* _Given problem_
Your task is to copy every record exactly.

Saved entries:
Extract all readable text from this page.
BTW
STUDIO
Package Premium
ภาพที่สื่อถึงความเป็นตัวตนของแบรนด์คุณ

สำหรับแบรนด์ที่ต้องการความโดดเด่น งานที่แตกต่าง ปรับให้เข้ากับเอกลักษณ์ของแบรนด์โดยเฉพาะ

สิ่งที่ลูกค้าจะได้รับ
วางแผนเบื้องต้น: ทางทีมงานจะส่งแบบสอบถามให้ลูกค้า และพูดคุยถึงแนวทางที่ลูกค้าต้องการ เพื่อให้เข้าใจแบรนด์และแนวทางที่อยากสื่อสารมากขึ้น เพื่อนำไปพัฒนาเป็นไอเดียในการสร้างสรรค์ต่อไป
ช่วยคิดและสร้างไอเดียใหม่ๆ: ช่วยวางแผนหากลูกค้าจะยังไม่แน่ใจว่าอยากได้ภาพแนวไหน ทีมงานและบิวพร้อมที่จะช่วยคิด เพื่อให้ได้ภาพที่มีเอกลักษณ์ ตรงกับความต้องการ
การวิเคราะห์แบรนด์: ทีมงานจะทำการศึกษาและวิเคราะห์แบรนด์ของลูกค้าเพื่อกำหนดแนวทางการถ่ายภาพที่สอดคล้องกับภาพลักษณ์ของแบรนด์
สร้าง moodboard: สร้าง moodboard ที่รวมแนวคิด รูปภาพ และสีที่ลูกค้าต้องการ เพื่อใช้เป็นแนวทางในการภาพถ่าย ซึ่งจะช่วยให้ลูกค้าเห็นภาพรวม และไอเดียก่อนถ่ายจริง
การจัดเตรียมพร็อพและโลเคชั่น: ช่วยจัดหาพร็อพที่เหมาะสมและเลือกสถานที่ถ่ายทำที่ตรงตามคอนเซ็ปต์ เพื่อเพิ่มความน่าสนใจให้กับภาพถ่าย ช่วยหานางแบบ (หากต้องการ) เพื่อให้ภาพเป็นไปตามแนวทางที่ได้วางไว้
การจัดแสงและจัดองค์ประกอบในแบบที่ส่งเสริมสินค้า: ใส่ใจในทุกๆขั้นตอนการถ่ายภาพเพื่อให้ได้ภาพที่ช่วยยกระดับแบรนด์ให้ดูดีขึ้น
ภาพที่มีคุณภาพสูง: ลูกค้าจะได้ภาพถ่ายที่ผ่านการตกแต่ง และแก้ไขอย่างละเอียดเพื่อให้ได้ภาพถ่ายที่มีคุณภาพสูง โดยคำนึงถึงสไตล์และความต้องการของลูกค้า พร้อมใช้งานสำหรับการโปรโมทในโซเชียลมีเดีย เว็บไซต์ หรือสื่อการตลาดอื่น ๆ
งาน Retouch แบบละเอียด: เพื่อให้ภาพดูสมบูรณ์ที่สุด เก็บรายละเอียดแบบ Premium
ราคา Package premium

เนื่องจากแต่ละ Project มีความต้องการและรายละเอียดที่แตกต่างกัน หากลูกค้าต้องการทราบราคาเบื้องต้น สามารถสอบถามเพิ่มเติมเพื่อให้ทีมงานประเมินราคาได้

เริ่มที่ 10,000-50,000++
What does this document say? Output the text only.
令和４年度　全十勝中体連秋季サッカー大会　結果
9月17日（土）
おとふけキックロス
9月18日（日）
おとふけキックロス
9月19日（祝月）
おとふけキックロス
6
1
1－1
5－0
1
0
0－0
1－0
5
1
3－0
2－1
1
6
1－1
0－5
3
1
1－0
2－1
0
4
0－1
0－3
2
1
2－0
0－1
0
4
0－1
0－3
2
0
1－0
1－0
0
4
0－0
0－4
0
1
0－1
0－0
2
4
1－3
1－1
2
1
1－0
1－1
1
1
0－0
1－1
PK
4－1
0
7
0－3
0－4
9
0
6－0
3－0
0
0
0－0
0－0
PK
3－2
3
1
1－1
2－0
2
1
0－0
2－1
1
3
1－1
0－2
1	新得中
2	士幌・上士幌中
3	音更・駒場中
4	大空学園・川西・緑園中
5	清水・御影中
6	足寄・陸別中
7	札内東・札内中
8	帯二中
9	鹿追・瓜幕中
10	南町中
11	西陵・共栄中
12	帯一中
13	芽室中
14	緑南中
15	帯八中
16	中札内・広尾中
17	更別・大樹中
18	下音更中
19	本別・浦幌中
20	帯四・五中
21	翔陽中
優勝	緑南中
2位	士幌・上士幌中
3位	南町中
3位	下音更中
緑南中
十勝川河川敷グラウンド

* _Exercise answer_
Extract all readable text from this page.
BTW
STUDIO
Package Premium
ภาพที่สื่อถึงความเป็นตัวตนของแบรนด์คุณ

สำหรับแบรนด์ที่ต้องการความโดดเด่น งานที่แตกต่าง ปรับให้เข้ากับเอกลักษณ์ของแบรนด์โดยเฉพาะ

สิ่งที่ลูกค้าจะได้รับ
วางแผนเบื้องต้น: ทางทีมงานจะส่งแบบสอบถามให้ลูกค้า และพูดคุยถึงแนวทางที่ลูกค้าต้องการ เพื่อให้เข้าใจแบรนด์และแนวทางที่อยากสื่อสารมากขึ้น เพื่อนำไปพัฒนาเป็นไอเดียในการสร้างสรรค์ต่อไป
ช่วยคิดและสร้างไอเดียใหม่ๆ: ช่วยวางแผนหากลูกค้าจะยังไม่แน่ใจว่าอยากได้ภาพแนวไหน ทีมงานและบิวพร้อมที่จะช่วยคิด เพื่อให้ได้ภาพที่มีเอกลักษณ์ ตรงกับความต้องการ
การวิเคราะห์แบรนด์: ทีมงานจะทำการศึกษาและวิเคราะห์แบรนด์ของลูกค้าเพื่อกำหนดแนวทางการถ่ายภาพที่สอดคล้องกับภาพลักษณ์ของแบรนด์
สร้าง moodboard: สร้าง moodboard ที่รวมแนวคิด รูปภาพ และสีที่ลูกค้าต้องการ เพื่อใช้เป็นแนวทางในการภาพถ่าย ซึ่งจะช่วยให้ลูกค้าเห็นภาพรวม และไอเดียก่อนถ่ายจริง
การจัดเตรียมพร็อพและโลเคชั่น: ช่วยจัดหาพร็อพที่เหมาะสมและเลือกสถานที่ถ่ายทำที่ตรงตามคอนเซ็ปต์ เพื่อเพิ่มความน่าสนใจให้กับภาพถ่าย ช่วยหานางแบบ (หากต้องการ) เพื่อให้ภาพเป็นไปตามแนวทางที่ได้วางไว้
การจัดแสงและจัดองค์ประกอบในแบบที่ส่งเสริมสินค้า: ใส่ใจในทุกๆขั้นตอนการถ่ายภาพเพื่อให้ได้ภาพที่ช่วยยกระดับแบรนด์ให้ดูดีขึ้น
ภาพที่มีคุณภาพสูง: ลูกค้าจะได้ภาพถ่ายที่ผ่านการตกแต่ง และแก้ไขอย่างละเอียดเพื่อให้ได้ภาพถ่ายที่มีคุณภาพสูง โดยคำนึงถึงสไตล์และความต้องการของลูกค้า พร้อมใช้งานสำหรับการโปรโมทในโซเชียลมีเดีย เว็บไซต์ หรือสื่อการตลาดอื่น ๆ
งาน Retouch แบบละเอียด: เพื่อให้ภาพดูสมบูรณ์ที่สุด เก็บรายละเอียดแบบ Premium
ราคา Package premium

เนื่องจากแต่ละ Project มีความต้องการและรายละเอียดที่แตกต่างกัน หากลูกค้าต้องการทราบราคาเบื้องต้น สามารถสอบถามเพิ่มเติมเพื่อให้ทีมงานประเมินราคาได้

เริ่มที่ 10,000-50,000++
What does this document say? Output the text only.
令和４年度　全十勝中体連秋季サッカー大会　結果
9月17日（土）
おとふけキックロス
9月18日（日）
おとふけキックロス
9月19日（祝月）
おとふけキックロス
6
1
1－1
5－0
1
0
0－0
1－0
5
1
3－0
2－1
1
6
1－1
0－5
3
1
1－0
2－1
0
4
0－1
0－3
2
1
2－0
0－1
0
4
0－1
0－3
2
0
1－0
1－0
0
4
0－0
0－4
0
1
0－1
0－0
2
4
1－3
1－1
2
1
1－0
1－1
1
1
0－0
1－1
PK
4－1
0
7
0－3
0－4
9
0
6－0
3－0
0
0
0－0
0－0
PK
3－2
3
1
1－1
2－0
2
1
0－0
2－1
1
3
1－1
0－2
1	新得中
2	士幌・上士幌中
3	音更・駒場中
4	大空学園・川西・緑園中
5	清水・御影中
6	足寄・陸別中
7	札内東・札内中
8	帯二中
9	鹿追・瓜幕中
10	南町中
11	西陵・共栄中
12	帯一中
13	芽室中
14	緑南中
15	帯八中
16	中札内・広尾中
17	更別・大樹中
18	下音更中
19	本別・浦幌中
20	帯四・五中
21	翔陽中
優勝	緑南中
2位	士幌・上士幌中
3位	南町中
3位	下音更中
緑南中
十勝川河川敷グラウンド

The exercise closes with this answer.